## begin
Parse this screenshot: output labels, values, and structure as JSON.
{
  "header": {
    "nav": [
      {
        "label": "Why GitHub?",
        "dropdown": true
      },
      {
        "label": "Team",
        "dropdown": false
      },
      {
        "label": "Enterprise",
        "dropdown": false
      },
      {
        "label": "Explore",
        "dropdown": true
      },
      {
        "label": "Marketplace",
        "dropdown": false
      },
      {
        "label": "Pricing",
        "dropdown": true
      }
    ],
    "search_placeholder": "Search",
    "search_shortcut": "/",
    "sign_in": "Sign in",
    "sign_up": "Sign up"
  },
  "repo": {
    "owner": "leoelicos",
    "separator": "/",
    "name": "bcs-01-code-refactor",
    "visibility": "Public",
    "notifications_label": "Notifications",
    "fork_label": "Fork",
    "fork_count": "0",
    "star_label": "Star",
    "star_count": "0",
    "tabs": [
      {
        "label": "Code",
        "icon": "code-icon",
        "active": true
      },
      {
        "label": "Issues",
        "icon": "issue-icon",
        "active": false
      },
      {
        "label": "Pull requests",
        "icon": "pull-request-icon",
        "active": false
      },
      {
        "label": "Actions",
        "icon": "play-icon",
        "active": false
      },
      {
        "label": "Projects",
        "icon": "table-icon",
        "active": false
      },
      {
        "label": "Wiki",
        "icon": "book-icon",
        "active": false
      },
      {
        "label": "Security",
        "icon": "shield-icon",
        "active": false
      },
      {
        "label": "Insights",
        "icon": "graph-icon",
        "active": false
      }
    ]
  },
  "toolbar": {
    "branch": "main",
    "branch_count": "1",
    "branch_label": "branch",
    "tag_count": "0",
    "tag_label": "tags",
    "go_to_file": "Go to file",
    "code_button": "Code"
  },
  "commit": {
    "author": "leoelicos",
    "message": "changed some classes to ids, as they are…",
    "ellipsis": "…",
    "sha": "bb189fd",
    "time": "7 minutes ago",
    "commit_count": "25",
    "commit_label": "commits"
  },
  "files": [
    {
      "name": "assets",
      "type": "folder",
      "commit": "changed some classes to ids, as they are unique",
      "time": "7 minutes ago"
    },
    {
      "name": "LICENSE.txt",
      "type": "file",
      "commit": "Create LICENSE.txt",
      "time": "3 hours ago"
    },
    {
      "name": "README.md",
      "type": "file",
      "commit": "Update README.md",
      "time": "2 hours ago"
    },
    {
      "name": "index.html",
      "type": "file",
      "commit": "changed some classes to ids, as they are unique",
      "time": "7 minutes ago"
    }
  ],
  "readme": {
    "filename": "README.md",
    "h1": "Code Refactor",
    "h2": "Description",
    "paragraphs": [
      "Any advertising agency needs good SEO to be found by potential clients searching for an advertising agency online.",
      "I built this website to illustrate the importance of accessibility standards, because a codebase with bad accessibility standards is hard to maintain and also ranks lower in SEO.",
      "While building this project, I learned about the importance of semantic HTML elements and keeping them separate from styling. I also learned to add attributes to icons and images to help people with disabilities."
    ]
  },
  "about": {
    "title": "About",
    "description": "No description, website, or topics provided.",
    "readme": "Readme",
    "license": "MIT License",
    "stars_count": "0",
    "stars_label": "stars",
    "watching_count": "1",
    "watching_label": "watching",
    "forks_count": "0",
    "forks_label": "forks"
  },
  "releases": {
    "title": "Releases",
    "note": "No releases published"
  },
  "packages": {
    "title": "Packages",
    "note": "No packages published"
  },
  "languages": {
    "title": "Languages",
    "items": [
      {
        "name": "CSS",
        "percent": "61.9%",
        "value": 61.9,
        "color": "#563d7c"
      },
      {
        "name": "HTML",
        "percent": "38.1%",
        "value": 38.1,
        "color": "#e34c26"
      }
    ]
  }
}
## end
*AIM*
Extract every record. Keep wording exact.

*TASK RESULT*
Parse this screenshot: output labels, values, and structure as JSON.
{
  "header": {
    "nav": [
      {
        "label": "Why GitHub?",
        "dropdown": true
      },
      {
        "label": "Team",
        "dropdown": false
      },
      {
        "label": "Enterprise",
        "dropdown": false
      },
      {
        "label": "Explore",
        "dropdown": true
      },
      {
        "label": "Marketplace",
        "dropdown": false
      },
      {
        "label": "Pricing",
        "dropdown": true
      }
    ],
    "search_placeholder": "Search",
    "search_shortcut": "/",
    "sign_in": "Sign in",
    "sign_up": "Sign up"
  },
  "repo": {
    "owner": "leoelicos",
    "separator": "/",
    "name": "bcs-01-code-refactor",
    "visibility": "Public",
    "notifications_label": "Notifications",
    "fork_label": "Fork",
    "fork_count": "0",
    "star_label": "Star",
    "star_count": "0",
    "tabs": [
      {
        "label": "Code",
        "icon": "code-icon",
        "active": true
      },
      {
        "label": "Issues",
        "icon": "issue-icon",
        "active": false
      },
      {
        "label": "Pull requests",
        "icon": "pull-request-icon",
        "active": false
      },
      {
        "label": "Actions",
        "icon": "play-icon",
        "active": false
      },
      {
        "label": "Projects",
        "icon": "table-icon",
        "active": false
      },
      {
        "label": "Wiki",
        "icon": "book-icon",
        "active": false
      },
      {
        "label": "Security",
        "icon": "shield-icon",
        "active": false
      },
      {
        "label": "Insights",
        "icon": "graph-icon",
        "active": false
      }
    ]
  },
  "toolbar": {
    "branch": "main",
    "branch_count": "1",
    "branch_label": "branch",
    "tag_count": "0",
    "tag_label": "tags",
    "go_to_file": "Go to file",
    "code_button": "Code"
  },
  "commit": {
    "author": "leoelicos",
    "message": "changed some classes to ids, as they are…",
    "ellipsis": "…",
    "sha": "bb189fd",
    "time": "7 minutes ago",
    "commit_count": "25",
    "commit_label": "commits"
  },
  "files": [
    {
      "name": "assets",
      "type": "folder",
      "commit": "changed some classes to ids, as they are unique",
      "time": "7 minutes ago"
    },
    {
      "name": "LICENSE.txt",
      "type": "file",
      "commit": "Create LICENSE.txt",
      "time": "3 hours ago"
    },
    {
      "name": "README.md",
      "type": "file",
      "commit": "Update README.md",
      "time": "2 hours ago"
    },
    {
      "name": "index.html",
      "type": "file",
      "commit": "changed some classes to ids, as they are unique",
      "time": "7 minutes ago"
    }
  ],
  "readme": {
    "filename": "README.md",
    "h1": "Code Refactor",
    "h2": "Description",
    "paragraphs": [
      "Any advertising agency needs good SEO to be found by potential clients searching for an advertising agency online.",
      "I built this website to illustrate the importance of accessibility standards, because a codebase with bad accessibility standards is hard to maintain and also ranks lower in SEO.",
      "While building this project, I learned about the importance of semantic HTML elements and keeping them separate from styling. I also learned to add attributes to icons and images to help people with disabilities."
    ]
  },
  "about": {
    "title": "About",
    "description": "No description, website, or topics provided.",
    "readme": "Readme",
    "license": "MIT License",
    "stars_count": "0",
    "stars_label": "stars",
    "watching_count": "1",
    "watching_label": "watching",
    "forks_count": "0",
    "forks_label": "forks"
  },
  "releases": {
    "title": "Releases",
    "note": "No releases published"
  },
  "packages": {
    "title": "Packages",
    "note": "No packages published"
  },
  "languages": {
    "title": "Languages",
    "items": [
      {
        "name": "CSS",
        "percent": "61.9%",
        "value": 61.9,
        "color": "#563d7c"
      },
      {
        "name": "HTML",
        "percent": "38.1%",
        "value": 38.1,
        "color": "#e34c26"
      }
    ]
  }
}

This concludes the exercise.